The problem:
Gather up all lines that carry the word "Deployment".

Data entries
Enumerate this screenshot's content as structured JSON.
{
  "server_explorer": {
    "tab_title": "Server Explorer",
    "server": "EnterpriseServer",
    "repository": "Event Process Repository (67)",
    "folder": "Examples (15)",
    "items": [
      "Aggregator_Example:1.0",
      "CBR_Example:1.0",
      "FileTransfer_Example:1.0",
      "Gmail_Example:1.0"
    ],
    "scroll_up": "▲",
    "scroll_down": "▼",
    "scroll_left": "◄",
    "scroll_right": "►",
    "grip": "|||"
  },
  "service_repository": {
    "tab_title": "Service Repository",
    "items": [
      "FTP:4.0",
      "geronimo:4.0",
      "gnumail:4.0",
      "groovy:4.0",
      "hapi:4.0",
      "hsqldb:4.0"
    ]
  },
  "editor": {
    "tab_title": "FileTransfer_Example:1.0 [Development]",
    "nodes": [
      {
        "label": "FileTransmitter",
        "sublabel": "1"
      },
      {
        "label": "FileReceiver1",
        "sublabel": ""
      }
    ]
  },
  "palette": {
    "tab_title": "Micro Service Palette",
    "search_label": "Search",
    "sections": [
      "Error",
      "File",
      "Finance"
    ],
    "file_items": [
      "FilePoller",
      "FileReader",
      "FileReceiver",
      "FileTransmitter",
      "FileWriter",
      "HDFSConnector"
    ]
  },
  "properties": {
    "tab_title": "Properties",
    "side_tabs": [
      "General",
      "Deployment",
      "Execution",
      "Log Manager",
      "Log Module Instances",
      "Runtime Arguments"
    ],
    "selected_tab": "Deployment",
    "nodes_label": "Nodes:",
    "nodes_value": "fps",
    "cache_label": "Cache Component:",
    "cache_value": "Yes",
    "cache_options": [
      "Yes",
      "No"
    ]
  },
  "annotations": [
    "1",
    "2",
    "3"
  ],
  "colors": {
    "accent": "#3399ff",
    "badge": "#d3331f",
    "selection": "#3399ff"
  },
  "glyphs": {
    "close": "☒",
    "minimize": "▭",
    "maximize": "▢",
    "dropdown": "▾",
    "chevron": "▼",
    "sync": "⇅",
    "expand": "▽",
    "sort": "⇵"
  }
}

Written response:
      "Deployment",
    "selected_tab": "Deployment",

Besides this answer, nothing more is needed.